(Dataset entries on figures)
►

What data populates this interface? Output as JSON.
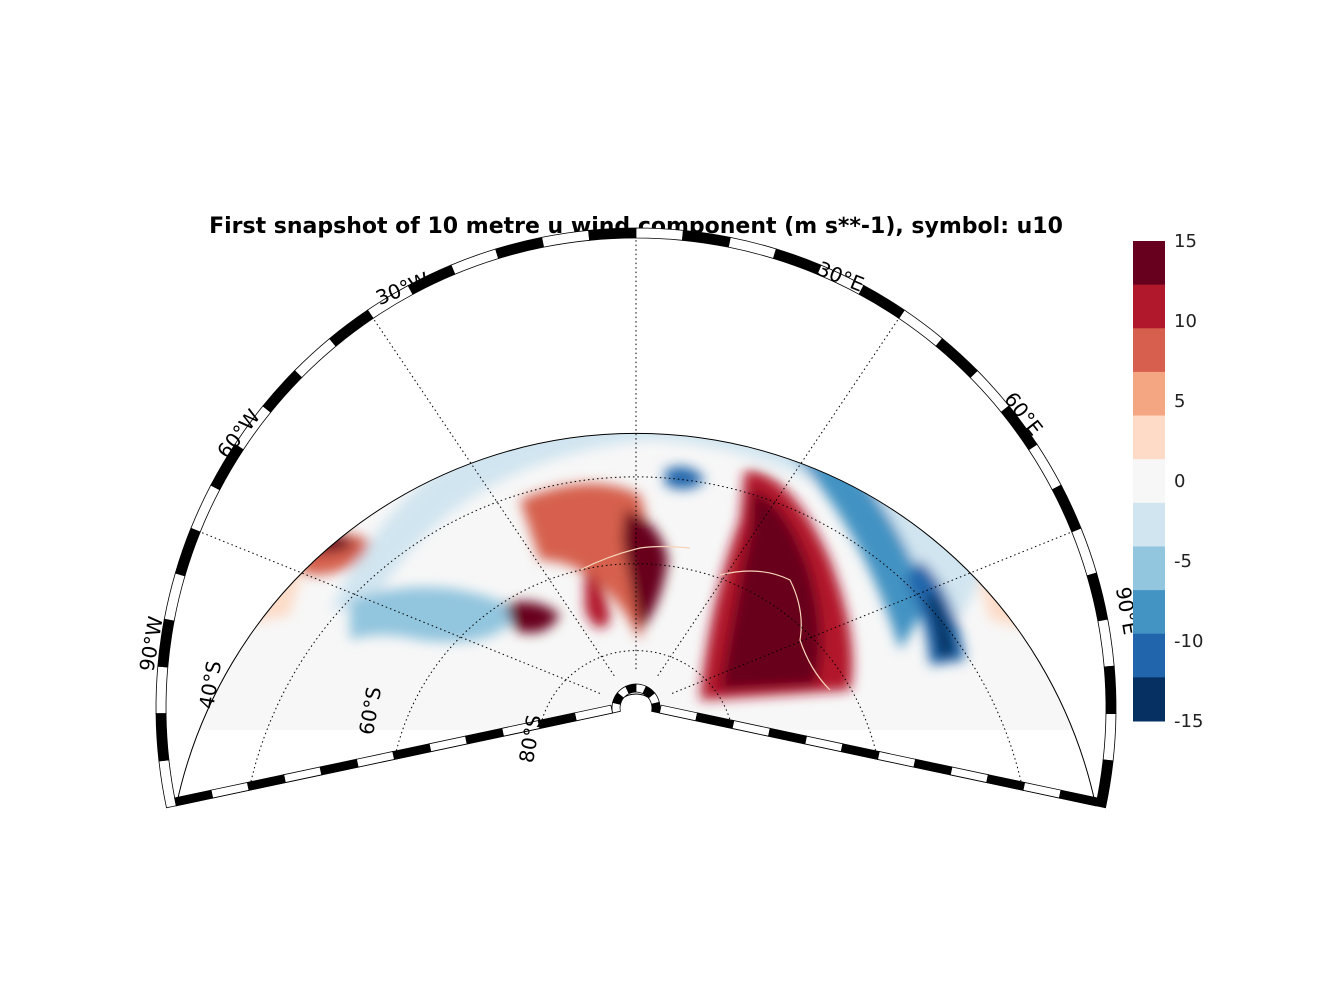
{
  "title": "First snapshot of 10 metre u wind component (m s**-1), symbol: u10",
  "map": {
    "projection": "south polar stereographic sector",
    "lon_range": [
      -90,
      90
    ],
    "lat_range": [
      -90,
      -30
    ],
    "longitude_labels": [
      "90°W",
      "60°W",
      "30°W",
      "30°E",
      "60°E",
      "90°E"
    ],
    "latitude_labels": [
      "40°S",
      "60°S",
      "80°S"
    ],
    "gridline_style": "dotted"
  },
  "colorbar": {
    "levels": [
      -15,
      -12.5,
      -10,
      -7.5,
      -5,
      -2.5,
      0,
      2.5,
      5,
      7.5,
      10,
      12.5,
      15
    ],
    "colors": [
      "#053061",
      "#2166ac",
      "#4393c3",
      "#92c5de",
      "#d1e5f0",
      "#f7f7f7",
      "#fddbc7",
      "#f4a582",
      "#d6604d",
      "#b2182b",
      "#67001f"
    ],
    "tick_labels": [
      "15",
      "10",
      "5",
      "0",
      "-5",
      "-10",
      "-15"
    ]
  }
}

◄

■ Set exercise: Without including any pictures, print all of the material exactly as given.

■ Result of this exercise:
What data populates this interface? Output as JSON.
{
  "title": "First snapshot of 10 metre u wind component (m s**-1), symbol: u10",
  "map": {
    "projection": "south polar stereographic sector",
    "lon_range": [
      -90,
      90
    ],
    "lat_range": [
      -90,
      -30
    ],
    "longitude_labels": [
      "90°W",
      "60°W",
      "30°W",
      "30°E",
      "60°E",
      "90°E"
    ],
    "latitude_labels": [
      "40°S",
      "60°S",
      "80°S"
    ],
    "gridline_style": "dotted"
  },
  "colorbar": {
    "levels": [
      -15,
      -12.5,
      -10,
      -7.5,
      -5,
      -2.5,
      0,
      2.5,
      5,
      7.5,
      10,
      12.5,
      15
    ],
    "colors": [
      "#053061",
      "#2166ac",
      "#4393c3",
      "#92c5de",
      "#d1e5f0",
      "#f7f7f7",
      "#fddbc7",
      "#f4a582",
      "#d6604d",
      "#b2182b",
      "#67001f"
    ],
    "tick_labels": [
      "15",
      "10",
      "5",
      "0",
      "-5",
      "-10",
      "-15"
    ]
  }
}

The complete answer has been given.